**A run of records**:
···
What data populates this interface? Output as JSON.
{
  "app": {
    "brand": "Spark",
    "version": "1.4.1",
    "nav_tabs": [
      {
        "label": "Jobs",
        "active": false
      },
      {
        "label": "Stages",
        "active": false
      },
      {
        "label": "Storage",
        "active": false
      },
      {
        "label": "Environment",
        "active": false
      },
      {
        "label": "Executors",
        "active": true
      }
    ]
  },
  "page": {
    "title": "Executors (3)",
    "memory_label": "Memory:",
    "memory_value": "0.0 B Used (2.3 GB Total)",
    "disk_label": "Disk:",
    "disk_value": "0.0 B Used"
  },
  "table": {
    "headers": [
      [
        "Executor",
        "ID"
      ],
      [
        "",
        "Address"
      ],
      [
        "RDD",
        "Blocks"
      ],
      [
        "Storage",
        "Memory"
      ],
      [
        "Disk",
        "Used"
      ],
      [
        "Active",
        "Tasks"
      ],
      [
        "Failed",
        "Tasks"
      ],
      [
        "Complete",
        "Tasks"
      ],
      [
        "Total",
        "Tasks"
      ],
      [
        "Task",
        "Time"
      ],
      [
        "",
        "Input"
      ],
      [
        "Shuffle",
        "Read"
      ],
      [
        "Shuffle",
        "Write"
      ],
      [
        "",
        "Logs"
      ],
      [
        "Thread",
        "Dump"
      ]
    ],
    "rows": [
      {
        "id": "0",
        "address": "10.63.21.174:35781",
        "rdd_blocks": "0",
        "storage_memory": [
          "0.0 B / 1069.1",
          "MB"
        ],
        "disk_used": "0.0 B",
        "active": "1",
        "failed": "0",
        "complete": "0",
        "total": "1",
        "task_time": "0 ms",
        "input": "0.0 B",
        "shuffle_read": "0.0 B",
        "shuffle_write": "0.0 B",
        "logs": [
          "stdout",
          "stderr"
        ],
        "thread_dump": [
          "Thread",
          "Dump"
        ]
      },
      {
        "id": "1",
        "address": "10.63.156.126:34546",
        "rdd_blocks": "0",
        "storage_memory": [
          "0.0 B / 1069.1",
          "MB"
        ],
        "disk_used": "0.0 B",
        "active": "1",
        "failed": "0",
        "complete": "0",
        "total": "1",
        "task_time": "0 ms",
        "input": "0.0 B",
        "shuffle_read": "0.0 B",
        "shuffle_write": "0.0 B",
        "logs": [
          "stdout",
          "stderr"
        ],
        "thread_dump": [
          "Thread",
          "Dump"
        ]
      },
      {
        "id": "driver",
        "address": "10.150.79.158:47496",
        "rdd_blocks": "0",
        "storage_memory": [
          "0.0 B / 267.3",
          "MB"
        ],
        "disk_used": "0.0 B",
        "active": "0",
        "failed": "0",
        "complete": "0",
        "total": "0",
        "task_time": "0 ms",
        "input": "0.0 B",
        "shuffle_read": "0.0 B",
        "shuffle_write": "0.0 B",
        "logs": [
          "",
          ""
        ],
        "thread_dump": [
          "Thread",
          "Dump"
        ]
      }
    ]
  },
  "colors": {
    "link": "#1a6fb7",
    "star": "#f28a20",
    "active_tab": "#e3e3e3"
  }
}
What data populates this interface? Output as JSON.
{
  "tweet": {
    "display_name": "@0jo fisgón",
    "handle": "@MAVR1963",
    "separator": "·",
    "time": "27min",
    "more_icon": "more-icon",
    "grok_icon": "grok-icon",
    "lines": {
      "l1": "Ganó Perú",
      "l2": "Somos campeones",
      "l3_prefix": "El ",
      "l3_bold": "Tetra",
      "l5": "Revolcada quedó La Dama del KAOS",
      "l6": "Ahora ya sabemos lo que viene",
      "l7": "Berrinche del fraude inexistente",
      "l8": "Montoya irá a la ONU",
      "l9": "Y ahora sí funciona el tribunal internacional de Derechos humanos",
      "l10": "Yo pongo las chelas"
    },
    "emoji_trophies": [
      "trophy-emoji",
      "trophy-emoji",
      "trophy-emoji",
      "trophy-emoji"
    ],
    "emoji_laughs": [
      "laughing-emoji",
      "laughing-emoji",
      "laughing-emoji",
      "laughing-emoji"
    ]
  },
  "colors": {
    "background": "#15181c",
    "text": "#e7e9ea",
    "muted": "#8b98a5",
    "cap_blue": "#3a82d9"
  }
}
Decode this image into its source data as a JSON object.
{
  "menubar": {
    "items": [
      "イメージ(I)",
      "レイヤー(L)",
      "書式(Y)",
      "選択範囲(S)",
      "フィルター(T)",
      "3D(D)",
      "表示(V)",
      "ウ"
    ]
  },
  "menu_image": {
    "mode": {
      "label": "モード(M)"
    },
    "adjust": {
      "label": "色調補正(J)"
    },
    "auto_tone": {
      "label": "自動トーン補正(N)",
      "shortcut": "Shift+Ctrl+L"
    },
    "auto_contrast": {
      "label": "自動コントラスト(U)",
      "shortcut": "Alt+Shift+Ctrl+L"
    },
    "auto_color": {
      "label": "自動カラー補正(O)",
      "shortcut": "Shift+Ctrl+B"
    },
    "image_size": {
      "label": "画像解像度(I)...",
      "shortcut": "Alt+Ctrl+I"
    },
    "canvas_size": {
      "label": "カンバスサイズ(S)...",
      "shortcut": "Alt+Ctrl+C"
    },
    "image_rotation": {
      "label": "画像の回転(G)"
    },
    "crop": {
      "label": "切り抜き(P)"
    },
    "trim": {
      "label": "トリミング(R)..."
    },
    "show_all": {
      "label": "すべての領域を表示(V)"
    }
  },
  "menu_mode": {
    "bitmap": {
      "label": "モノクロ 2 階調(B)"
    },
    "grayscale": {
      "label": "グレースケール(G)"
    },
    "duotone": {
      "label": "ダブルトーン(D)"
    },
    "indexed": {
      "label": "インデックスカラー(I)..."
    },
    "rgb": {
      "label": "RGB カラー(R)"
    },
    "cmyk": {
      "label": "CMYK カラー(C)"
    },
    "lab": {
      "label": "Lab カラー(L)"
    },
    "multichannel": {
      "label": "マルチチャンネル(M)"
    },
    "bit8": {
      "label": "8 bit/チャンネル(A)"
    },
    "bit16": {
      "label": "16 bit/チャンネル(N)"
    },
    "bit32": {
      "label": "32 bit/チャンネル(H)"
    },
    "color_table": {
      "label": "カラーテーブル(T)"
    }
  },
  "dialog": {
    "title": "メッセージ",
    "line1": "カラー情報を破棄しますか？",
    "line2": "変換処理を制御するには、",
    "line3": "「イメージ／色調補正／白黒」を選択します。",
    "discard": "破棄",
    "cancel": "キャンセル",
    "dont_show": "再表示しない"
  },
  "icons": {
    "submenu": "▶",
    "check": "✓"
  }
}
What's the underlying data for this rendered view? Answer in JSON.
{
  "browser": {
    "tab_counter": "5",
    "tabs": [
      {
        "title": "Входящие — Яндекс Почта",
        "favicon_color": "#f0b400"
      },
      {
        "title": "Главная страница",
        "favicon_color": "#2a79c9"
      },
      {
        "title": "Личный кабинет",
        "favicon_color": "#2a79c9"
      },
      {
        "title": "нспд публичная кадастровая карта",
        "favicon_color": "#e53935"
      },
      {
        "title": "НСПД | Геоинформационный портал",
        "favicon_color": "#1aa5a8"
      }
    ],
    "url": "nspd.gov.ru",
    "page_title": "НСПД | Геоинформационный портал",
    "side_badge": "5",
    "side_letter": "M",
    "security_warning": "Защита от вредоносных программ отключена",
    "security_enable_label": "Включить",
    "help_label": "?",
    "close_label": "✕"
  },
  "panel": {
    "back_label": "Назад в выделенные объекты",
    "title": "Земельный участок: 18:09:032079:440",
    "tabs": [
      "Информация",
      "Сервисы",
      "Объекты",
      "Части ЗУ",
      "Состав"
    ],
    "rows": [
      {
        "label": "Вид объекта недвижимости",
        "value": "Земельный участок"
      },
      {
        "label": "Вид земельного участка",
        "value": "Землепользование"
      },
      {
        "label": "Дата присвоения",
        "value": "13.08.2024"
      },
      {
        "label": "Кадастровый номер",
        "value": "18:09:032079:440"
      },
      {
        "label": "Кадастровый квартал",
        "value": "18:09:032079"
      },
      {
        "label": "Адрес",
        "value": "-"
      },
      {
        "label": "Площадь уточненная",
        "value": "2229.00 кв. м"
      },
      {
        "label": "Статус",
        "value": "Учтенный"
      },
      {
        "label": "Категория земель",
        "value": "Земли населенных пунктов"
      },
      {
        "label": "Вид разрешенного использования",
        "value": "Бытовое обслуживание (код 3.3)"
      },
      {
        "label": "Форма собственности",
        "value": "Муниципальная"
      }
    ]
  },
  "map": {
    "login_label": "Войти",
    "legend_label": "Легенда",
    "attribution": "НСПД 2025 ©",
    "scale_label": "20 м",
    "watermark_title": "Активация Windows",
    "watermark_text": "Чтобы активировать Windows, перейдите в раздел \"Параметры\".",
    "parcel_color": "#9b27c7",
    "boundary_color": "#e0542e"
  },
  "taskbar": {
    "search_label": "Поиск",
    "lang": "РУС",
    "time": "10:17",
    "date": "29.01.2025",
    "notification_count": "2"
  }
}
···
Each line in the listing above that contains "shortcut" should be copied.

      "shortcut": "Shift+Ctrl+L"
      "shortcut": "Alt+Shift+Ctrl+L"
      "shortcut": "Shift+Ctrl+B"
      "shortcut": "Alt+Ctrl+I"
      "shortcut": "Alt+Ctrl+C"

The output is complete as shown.